+++ Data to examine +++
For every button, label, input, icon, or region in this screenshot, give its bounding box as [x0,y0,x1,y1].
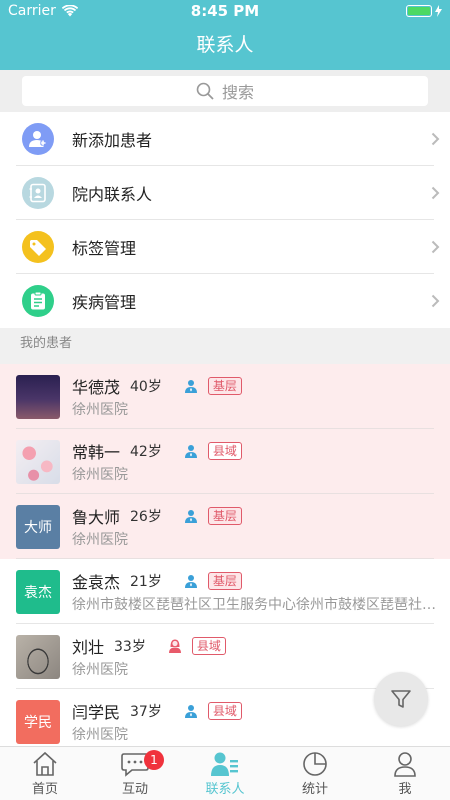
menu-item-new-patient[interactable]: 新添加患者 [0,112,450,166]
menu-label: 院内联系人 [72,185,153,204]
male-icon [184,574,198,588]
battery-icon [406,5,442,17]
tab-label: 我 [398,782,412,797]
male-icon [184,444,198,458]
tab-contacts[interactable]: 联系人 [180,747,270,800]
patient-age: 40岁 [130,378,162,395]
patient-name: 常韩一 [72,442,121,462]
patient-tag: 基层 [207,376,242,395]
patient-row[interactable]: 袁杰 金袁杰 21岁 基层 徐州市鼓楼区琵琶社区卫生服务中心徐州市鼓楼区琵琶社区… [0,559,450,624]
search-bar: 搜索 [0,70,450,112]
tab-label: 联系人 [205,782,245,797]
patient-hospital: 徐州医院 [72,531,128,548]
patient-name: 闫学民 [72,702,121,722]
add-patient-icon [22,123,54,155]
patient-row[interactable]: 大师 鲁大师 26岁 基层 徐州医院 [0,494,450,559]
patient-name: 刘壮 [72,637,105,657]
avatar-text: 大师 [16,504,60,549]
patient-age: 21岁 [130,573,162,590]
patient-tag: 县域 [207,441,242,460]
tab-home[interactable]: 首页 [0,747,90,800]
tab-label: 统计 [301,782,328,797]
tab-label: 互动 [121,782,148,797]
person-icon [394,752,416,777]
avatar-text: 学民 [16,699,60,744]
avatar-photo [16,374,60,419]
menu-item-disease-management[interactable]: 疾病管理 [0,274,450,328]
avatar-photo [16,634,60,679]
search-input[interactable]: 搜索 [22,76,428,106]
menu-label: 新添加患者 [72,131,153,150]
patient-tag: 基层 [207,571,242,590]
female-icon [168,639,182,653]
patient-row[interactable]: 常韩一 42岁 县域 徐州医院 [0,429,450,494]
patient-tag: 县域 [207,701,242,720]
avatar-photo [16,439,60,484]
contact-card-icon [22,177,54,209]
tab-me[interactable]: 我 [360,747,450,800]
status-time: 8:45 PM [190,2,260,20]
chevron-right-icon [420,132,450,146]
patient-age: 37岁 [130,703,162,720]
patient-tag: 基层 [207,506,242,525]
male-icon [184,379,198,393]
filter-button[interactable] [374,672,428,726]
menu-label: 标签管理 [72,239,137,258]
patient-hospital: 徐州医院 [72,726,128,743]
patient-tag: 县域 [191,636,226,655]
chevron-right-icon [420,186,450,200]
section-header-my-patients: 我的患者 [0,328,450,360]
patient-age: 26岁 [130,508,162,525]
page-title: 联系人 [196,34,254,56]
unread-badge: 1 [144,750,164,770]
search-icon [196,82,214,100]
filter-icon [391,690,411,708]
pie-chart-icon [303,752,327,776]
patient-name: 金袁杰 [72,572,121,592]
tab-label: 首页 [31,782,58,797]
patient-hospital: 徐州医院 [72,401,128,418]
patient-age: 42岁 [130,443,162,460]
tab-interaction[interactable]: 1 互动 [90,747,180,800]
top-bar: Carrier 8:45 PM 联系人 [0,0,450,70]
search-placeholder: 搜索 [221,83,254,102]
avatar-text: 袁杰 [16,569,60,614]
chevron-right-icon [420,294,450,308]
tab-statistics[interactable]: 统计 [270,747,360,800]
contact-menu: 新添加患者 院内联系人 标签管理 疾病管理 [0,112,450,328]
male-icon [184,704,198,718]
clipboard-icon [22,285,54,317]
tab-bar: 首页 1 互动 联系人 统计 我 [0,746,450,800]
status-bar: Carrier 8:45 PM [0,0,450,22]
patient-hospital: 徐州医院 [72,466,128,483]
patient-name: 鲁大师 [72,507,121,527]
patient-hospital: 徐州市鼓楼区琵琶社区卫生服务中心徐州市鼓楼区琵琶社区卫生服务中心 [72,596,450,613]
menu-item-tag-management[interactable]: 标签管理 [0,220,450,274]
patient-name: 华德茂 [72,377,121,397]
patient-row[interactable]: 华德茂 40岁 基层 徐州医院 [0,364,450,429]
menu-item-hospital-contacts[interactable]: 院内联系人 [0,166,450,220]
chevron-right-icon [420,240,450,254]
patient-age: 33岁 [114,638,146,655]
tag-icon [22,231,54,263]
menu-label: 疾病管理 [72,293,137,312]
contacts-icon [211,752,238,776]
male-icon [184,509,198,523]
home-icon [33,751,57,776]
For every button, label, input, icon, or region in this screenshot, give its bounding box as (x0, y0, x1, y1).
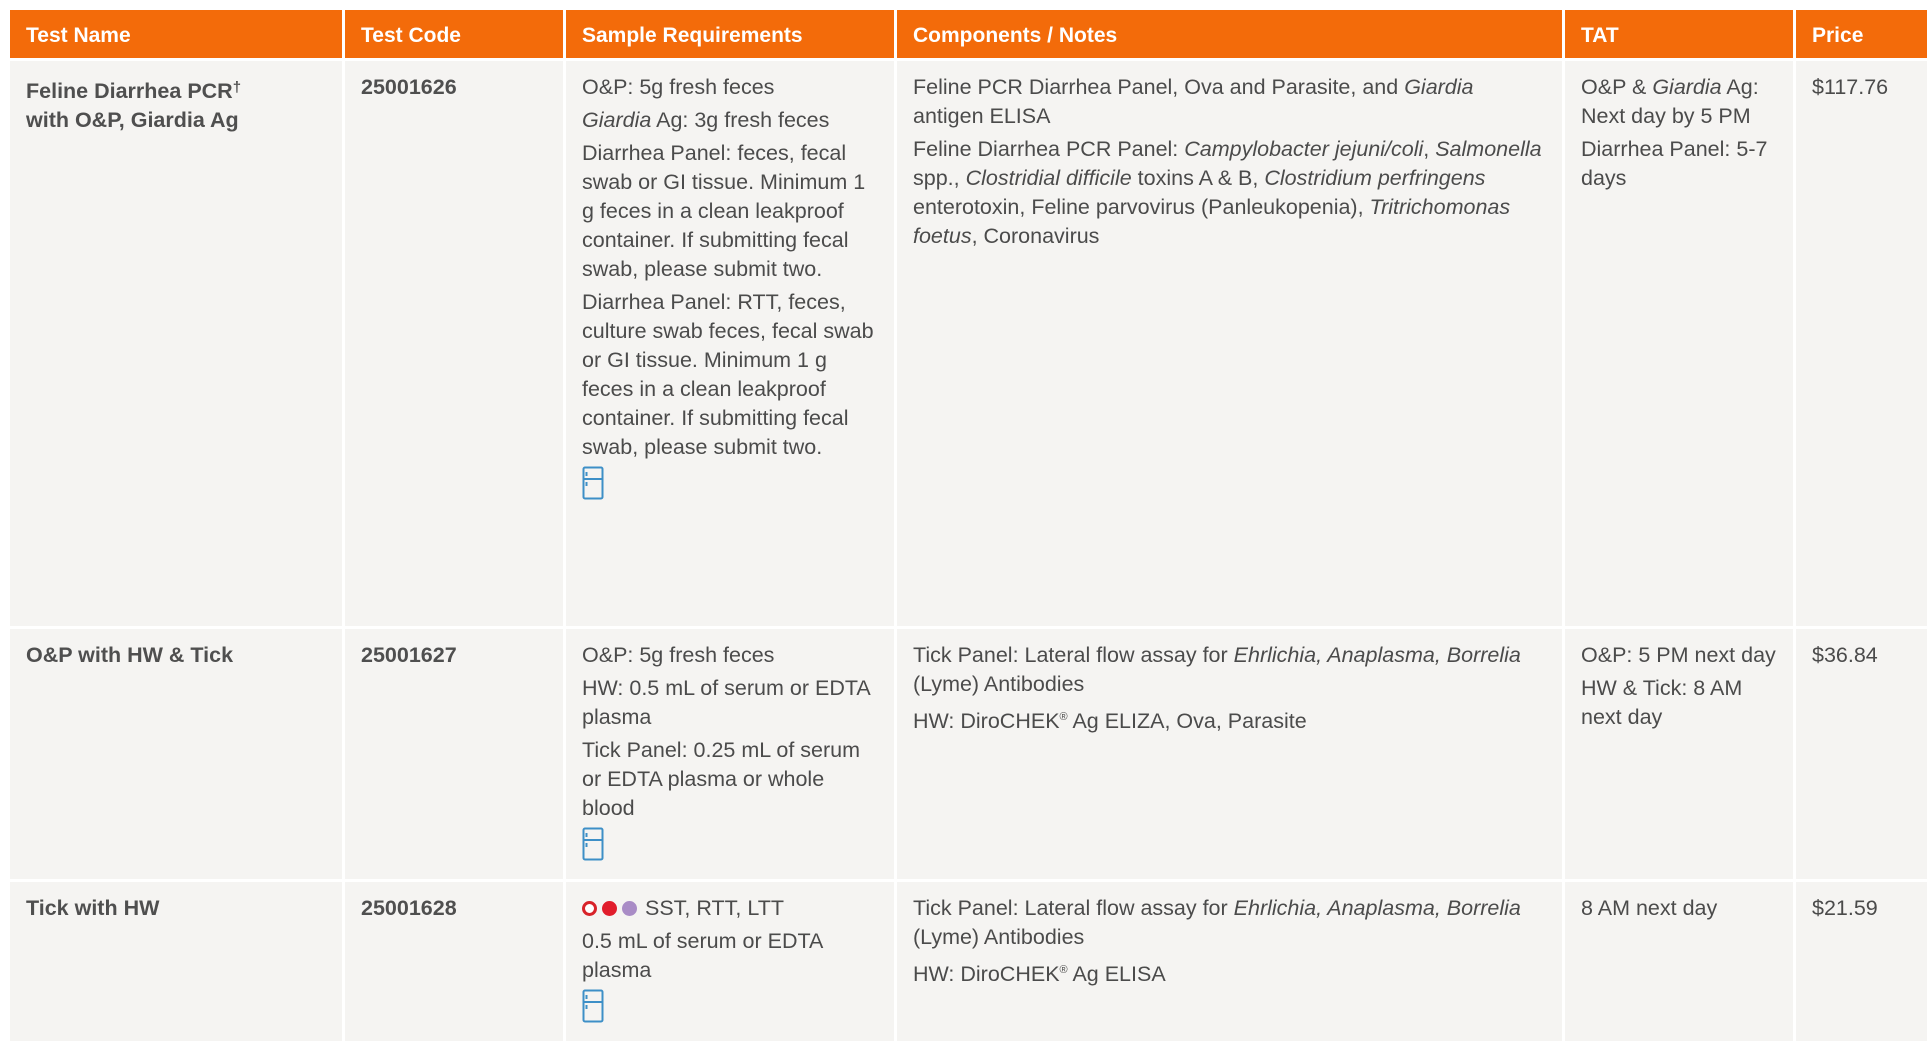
+++
[Task instructions] Note how many lines in the listing above contain the word "screenshot" and give only that number.

[Written solution] 2